▸ Text to read
======

There are so many modern techniques that we employ today:  machine piecing, fancy rulers, long arm quilting, that binding by hand seems to be one of the few traditional techniques.  And yet this is the one time where we really get to sit with our completed piece and be with it before it goes to a new home.  Binding is like the grande finale when you get to see all of your effort come together into something really unique and special.

Despite the fact that I nick my thumb constantly and must steer clear of citrus for days after hand binding, I relish the time to just be with the quilt.

When the Plan Doesn’t Pan Out

Planning it out

Planning it out

I recently embarked on my most challenging quilt yet, a quilt that once the pattern was opened and digested, completely overwhelmed and perplexed me.  If I would have had access to these instructions, I would never have purchased — and (spoiler alert) succeeded — in making the aforementioned quilt.  Once I opened the pattern and recognized the sheer scale of the effort ahead me, I knew that I had to be proactive with my planning in order to avoid utter chaos.

Color pencils are good stuff!

Color pencils are good stuff!

======

▸ Data lines
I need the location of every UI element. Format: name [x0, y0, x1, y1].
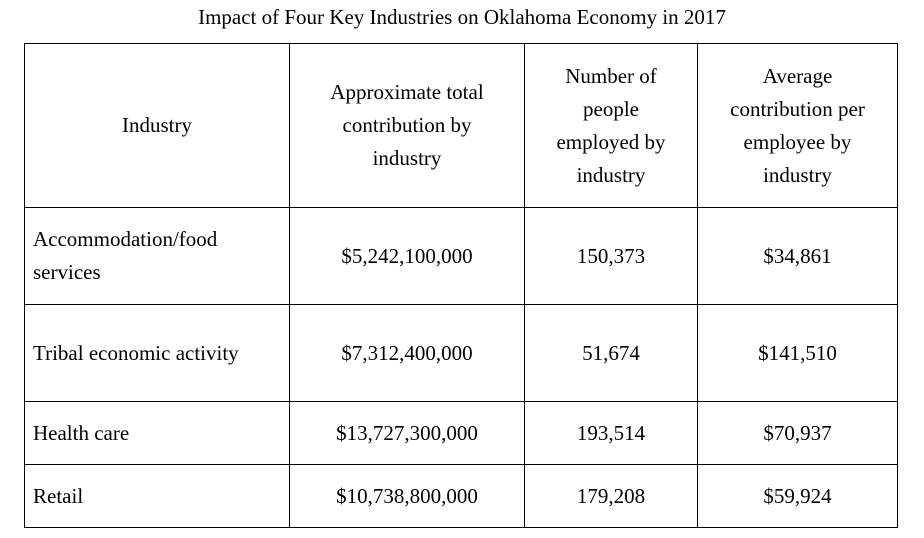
header-people-employed: Number of people employed by industry: [524, 43, 698, 208]
header-avg-contribution: Average contribution per employee by ind…: [697, 43, 898, 208]
employed-cell: 150,373: [524, 207, 698, 305]
table-row: Health care $13,727,300,000 193,514 $70,…: [24, 401, 898, 465]
industry-name-cell: Tribal economic activity: [24, 304, 290, 402]
avg-contribution-cell: $59,924: [697, 464, 898, 528]
table-title: Impact of Four Key Industries on Oklahom…: [198, 5, 726, 29]
header-industry: Industry: [24, 43, 290, 208]
employed-cell: 193,514: [524, 401, 698, 465]
avg-contribution-cell: $70,937: [697, 401, 898, 465]
industry-name-cell: Retail: [24, 464, 290, 528]
industry-name-cell: Accommodation/food services: [24, 207, 290, 305]
header-total-contribution: Approximate total contribution by indust…: [289, 43, 525, 208]
industry-impact-table: Industry Approximate total contribution …: [24, 43, 898, 528]
avg-contribution-cell: $34,861: [697, 207, 898, 305]
table-row: Retail $10,738,800,000 179,208 $59,924: [24, 464, 898, 528]
industry-name-cell: Health care: [24, 401, 290, 465]
avg-contribution-cell: $141,510: [697, 304, 898, 402]
total-contribution-cell: $7,312,400,000: [289, 304, 525, 402]
total-contribution-cell: $5,242,100,000: [289, 207, 525, 305]
header-row: Industry Approximate total contribution …: [24, 43, 898, 208]
table-row: Tribal economic activity $7,312,400,000 …: [24, 304, 898, 402]
employed-cell: 179,208: [524, 464, 698, 528]
table-row: Accommodation/food services $5,242,100,0…: [24, 207, 898, 305]
employed-cell: 51,674: [524, 304, 698, 402]
total-contribution-cell: $10,738,800,000: [289, 464, 525, 528]
total-contribution-cell: $13,727,300,000: [289, 401, 525, 465]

======

▸ Problems to work on
1: List the modern techniques named in the text about hand binding a quilt.
2: In the listing, switch "industry-name-cell" to "sector-name-cell". Begin at the line that contains "header-people-employed: Number of" and stop after the line that contains "avg-contribution-cell: $34,861: [697, 207, 898, 305]". Return only those lines, with everything else unchanged.

▸ Solved tasks
1:
- machine piecing
- fancy rulers
- long arm quilting

2:
header-people-employed: Number of people employed by industry: [524, 43, 698, 208]
header-avg-contribution: Average contribution per employee by ind…: [697, 43, 898, 208]
employed-cell: 150,373: [524, 207, 698, 305]
table-row: Health care $13,727,300,000 193,514 $70,…: [24, 401, 898, 465]
sector-name-cell: Tribal economic activity: [24, 304, 290, 402]
avg-contribution-cell: $59,924: [697, 464, 898, 528]
table-title: Impact of Four Key Industries on Oklahom…: [198, 5, 726, 29]
header-industry: Industry: [24, 43, 290, 208]
employed-cell: 193,514: [524, 401, 698, 465]
avg-contribution-cell: $70,937: [697, 401, 898, 465]
sector-name-cell: Retail: [24, 464, 290, 528]
sector-name-cell: Accommodation/food services: [24, 207, 290, 305]
header-total-contribution: Approximate total contribution by indust…: [289, 43, 525, 208]
industry-impact-table: Industry Approximate total contribution …: [24, 43, 898, 528]
avg-contribution-cell: $34,861: [697, 207, 898, 305]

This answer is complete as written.